## STATED EXERCISE
Return every line below as is, leaving out the pictures.

## Extracted data entries
** Begin **

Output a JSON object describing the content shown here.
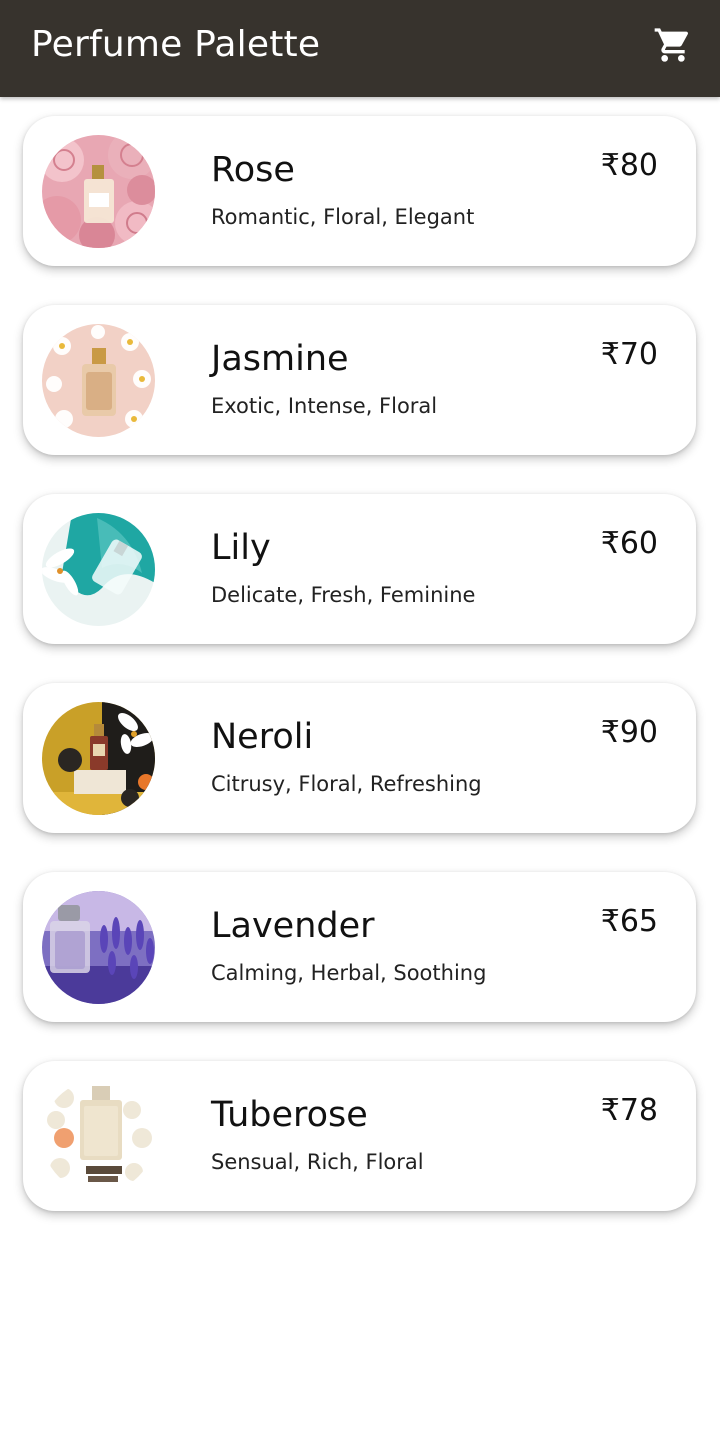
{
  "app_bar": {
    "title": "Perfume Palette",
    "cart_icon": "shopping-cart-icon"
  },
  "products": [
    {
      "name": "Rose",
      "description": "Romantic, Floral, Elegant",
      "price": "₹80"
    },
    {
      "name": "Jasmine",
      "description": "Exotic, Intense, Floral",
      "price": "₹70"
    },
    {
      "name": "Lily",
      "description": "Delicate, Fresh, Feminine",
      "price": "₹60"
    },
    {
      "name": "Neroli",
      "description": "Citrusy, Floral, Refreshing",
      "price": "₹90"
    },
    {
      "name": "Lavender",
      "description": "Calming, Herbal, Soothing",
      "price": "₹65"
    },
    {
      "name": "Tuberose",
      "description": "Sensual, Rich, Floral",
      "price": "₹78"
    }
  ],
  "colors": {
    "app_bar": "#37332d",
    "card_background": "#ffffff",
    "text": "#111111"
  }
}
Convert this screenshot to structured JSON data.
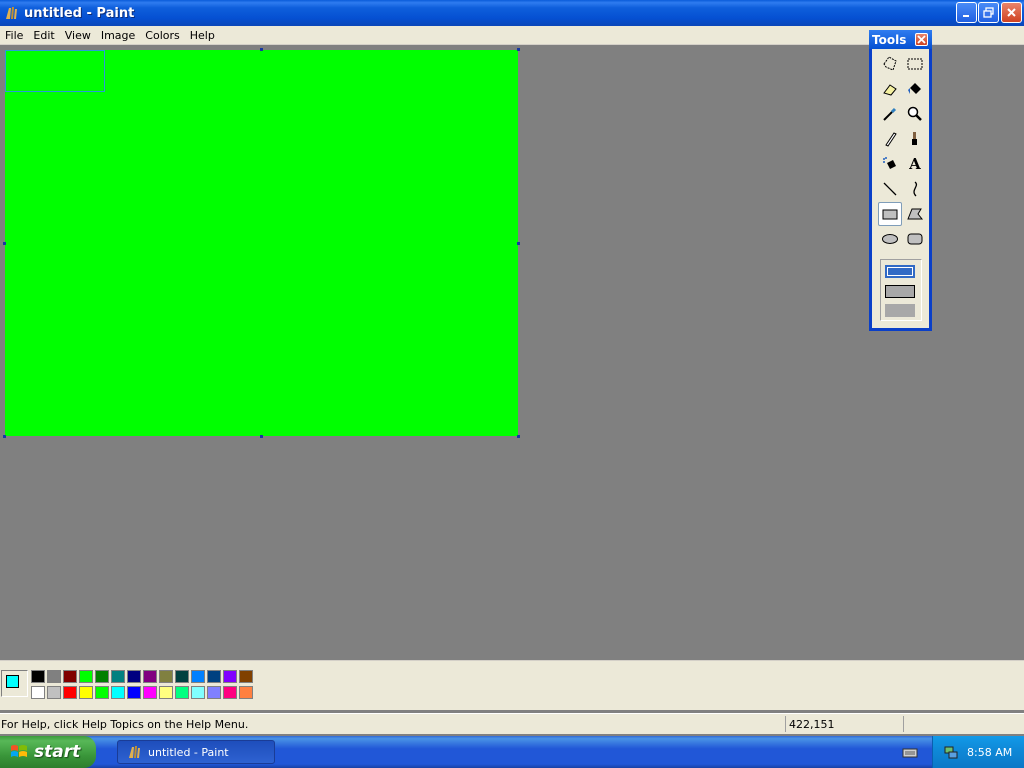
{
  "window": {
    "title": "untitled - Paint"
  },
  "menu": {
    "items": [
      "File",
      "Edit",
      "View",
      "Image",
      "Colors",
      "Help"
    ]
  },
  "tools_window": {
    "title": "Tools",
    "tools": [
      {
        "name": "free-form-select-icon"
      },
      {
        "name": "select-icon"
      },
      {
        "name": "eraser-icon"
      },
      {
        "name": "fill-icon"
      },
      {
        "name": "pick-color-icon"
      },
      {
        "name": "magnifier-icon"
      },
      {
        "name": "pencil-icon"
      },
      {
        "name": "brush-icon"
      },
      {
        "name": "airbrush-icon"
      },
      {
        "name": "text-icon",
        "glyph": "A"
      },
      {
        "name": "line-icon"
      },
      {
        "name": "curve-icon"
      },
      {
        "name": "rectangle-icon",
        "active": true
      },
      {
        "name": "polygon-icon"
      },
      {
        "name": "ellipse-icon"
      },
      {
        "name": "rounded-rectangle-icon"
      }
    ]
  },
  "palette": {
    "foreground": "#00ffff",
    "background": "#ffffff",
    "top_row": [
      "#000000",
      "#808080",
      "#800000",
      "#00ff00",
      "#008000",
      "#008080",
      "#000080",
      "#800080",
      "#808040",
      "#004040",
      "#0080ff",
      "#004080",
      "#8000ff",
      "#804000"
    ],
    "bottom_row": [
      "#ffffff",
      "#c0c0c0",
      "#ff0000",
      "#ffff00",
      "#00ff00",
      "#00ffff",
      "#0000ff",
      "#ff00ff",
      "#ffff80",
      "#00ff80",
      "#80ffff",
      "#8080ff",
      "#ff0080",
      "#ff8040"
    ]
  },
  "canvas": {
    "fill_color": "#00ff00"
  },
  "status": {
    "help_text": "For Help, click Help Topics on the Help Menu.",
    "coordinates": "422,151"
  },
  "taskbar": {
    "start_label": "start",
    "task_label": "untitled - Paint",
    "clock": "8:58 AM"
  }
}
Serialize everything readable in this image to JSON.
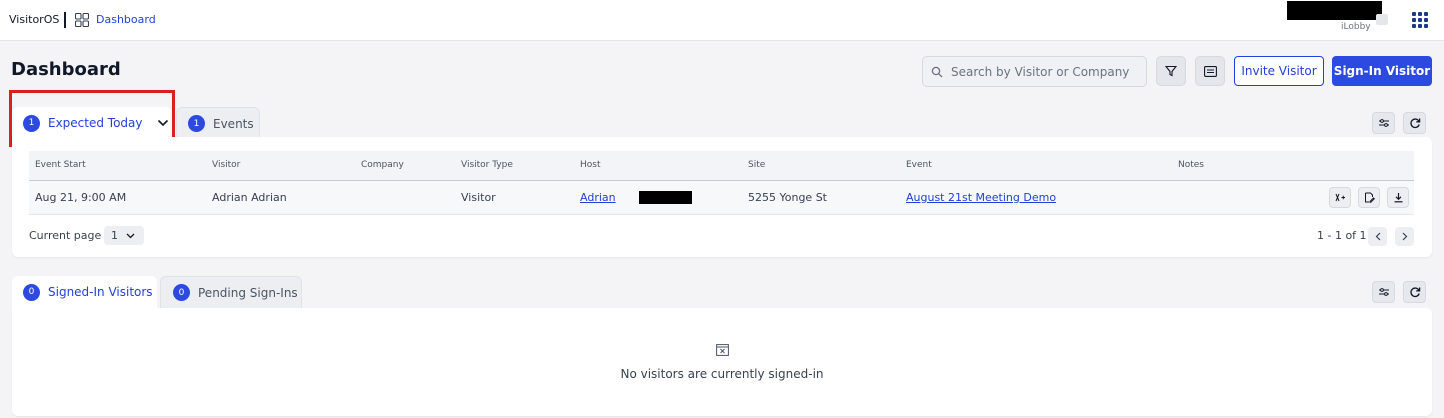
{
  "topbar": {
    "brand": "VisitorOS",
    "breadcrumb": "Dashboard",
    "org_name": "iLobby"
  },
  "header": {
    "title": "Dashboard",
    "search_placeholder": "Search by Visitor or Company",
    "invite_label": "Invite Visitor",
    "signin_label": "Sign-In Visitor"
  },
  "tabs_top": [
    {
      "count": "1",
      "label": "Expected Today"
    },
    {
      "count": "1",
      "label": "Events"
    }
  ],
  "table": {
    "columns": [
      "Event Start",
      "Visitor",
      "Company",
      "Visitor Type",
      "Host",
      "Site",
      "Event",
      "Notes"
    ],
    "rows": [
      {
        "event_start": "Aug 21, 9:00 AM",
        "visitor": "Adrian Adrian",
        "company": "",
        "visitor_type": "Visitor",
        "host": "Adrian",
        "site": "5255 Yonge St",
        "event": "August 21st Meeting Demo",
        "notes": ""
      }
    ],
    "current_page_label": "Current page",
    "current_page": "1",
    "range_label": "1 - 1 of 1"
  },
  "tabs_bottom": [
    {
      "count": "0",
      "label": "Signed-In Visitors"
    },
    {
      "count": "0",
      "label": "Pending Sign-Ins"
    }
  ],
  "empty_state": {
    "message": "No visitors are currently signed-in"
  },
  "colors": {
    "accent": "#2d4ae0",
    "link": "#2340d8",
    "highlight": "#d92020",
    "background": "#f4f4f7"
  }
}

** End **

## EXERCISE RESULT
Output a JSON object describing the content shown here.
{
  "app_bar": {
    "title": "Perfume Palette",
    "cart_icon": "shopping-cart-icon"
  },
  "products": [
    {
      "name": "Rose",
      "description": "Romantic, Floral, Elegant",
      "price": "₹80"
    },
    {
      "name": "Jasmine",
      "description": "Exotic, Intense, Floral",
      "price": "₹70"
    },
    {
      "name": "Lily",
      "description": "Delicate, Fresh, Feminine",
      "price": "₹60"
    },
    {
      "name": "Neroli",
      "description": "Citrusy, Floral, Refreshing",
      "price": "₹90"
    },
    {
      "name": "Lavender",
      "description": "Calming, Herbal, Soothing",
      "price": "₹65"
    },
    {
      "name": "Tuberose",
      "description": "Sensual, Rich, Floral",
      "price": "₹78"
    }
  ],
  "colors": {
    "app_bar": "#37332d",
    "card_background": "#ffffff",
    "text": "#111111"
  }
}
Convert this screenshot to structured JSON data.
{
  "window": {
    "title": "untitled - Paint"
  },
  "menu": {
    "items": [
      "File",
      "Edit",
      "View",
      "Image",
      "Colors",
      "Help"
    ]
  },
  "tools_window": {
    "title": "Tools",
    "tools": [
      {
        "name": "free-form-select-icon"
      },
      {
        "name": "select-icon"
      },
      {
        "name": "eraser-icon"
      },
      {
        "name": "fill-icon"
      },
      {
        "name": "pick-color-icon"
      },
      {
        "name": "magnifier-icon"
      },
      {
        "name": "pencil-icon"
      },
      {
        "name": "brush-icon"
      },
      {
        "name": "airbrush-icon"
      },
      {
        "name": "text-icon",
        "glyph": "A"
      },
      {
        "name": "line-icon"
      },
      {
        "name": "curve-icon"
      },
      {
        "name": "rectangle-icon",
        "active": true
      },
      {
        "name": "polygon-icon"
      },
      {
        "name": "ellipse-icon"
      },
      {
        "name": "rounded-rectangle-icon"
      }
    ]
  },
  "palette": {
    "foreground": "#00ffff",
    "background": "#ffffff",
    "top_row": [
      "#000000",
      "#808080",
      "#800000",
      "#00ff00",
      "#008000",
      "#008080",
      "#000080",
      "#800080",
      "#808040",
      "#004040",
      "#0080ff",
      "#004080",
      "#8000ff",
      "#804000"
    ],
    "bottom_row": [
      "#ffffff",
      "#c0c0c0",
      "#ff0000",
      "#ffff00",
      "#00ff00",
      "#00ffff",
      "#0000ff",
      "#ff00ff",
      "#ffff80",
      "#00ff80",
      "#80ffff",
      "#8080ff",
      "#ff0080",
      "#ff8040"
    ]
  },
  "canvas": {
    "fill_color": "#00ff00"
  },
  "status": {
    "help_text": "For Help, click Help Topics on the Help Menu.",
    "coordinates": "422,151"
  },
  "taskbar": {
    "start_label": "start",
    "task_label": "untitled - Paint",
    "clock": "8:58 AM"
  }
}
Serialize everything readable in this image to JSON.
{
  "topbar": {
    "brand": "VisitorOS",
    "breadcrumb": "Dashboard",
    "org_name": "iLobby"
  },
  "header": {
    "title": "Dashboard",
    "search_placeholder": "Search by Visitor or Company",
    "invite_label": "Invite Visitor",
    "signin_label": "Sign-In Visitor"
  },
  "tabs_top": [
    {
      "count": "1",
      "label": "Expected Today"
    },
    {
      "count": "1",
      "label": "Events"
    }
  ],
  "table": {
    "columns": [
      "Event Start",
      "Visitor",
      "Company",
      "Visitor Type",
      "Host",
      "Site",
      "Event",
      "Notes"
    ],
    "rows": [
      {
        "event_start": "Aug 21, 9:00 AM",
        "visitor": "Adrian Adrian",
        "company": "",
        "visitor_type": "Visitor",
        "host": "Adrian",
        "site": "5255 Yonge St",
        "event": "August 21st Meeting Demo",
        "notes": ""
      }
    ],
    "current_page_label": "Current page",
    "current_page": "1",
    "range_label": "1 - 1 of 1"
  },
  "tabs_bottom": [
    {
      "count": "0",
      "label": "Signed-In Visitors"
    },
    {
      "count": "0",
      "label": "Pending Sign-Ins"
    }
  ],
  "empty_state": {
    "message": "No visitors are currently signed-in"
  },
  "colors": {
    "accent": "#2d4ae0",
    "link": "#2340d8",
    "highlight": "#d92020",
    "background": "#f4f4f7"
  }
}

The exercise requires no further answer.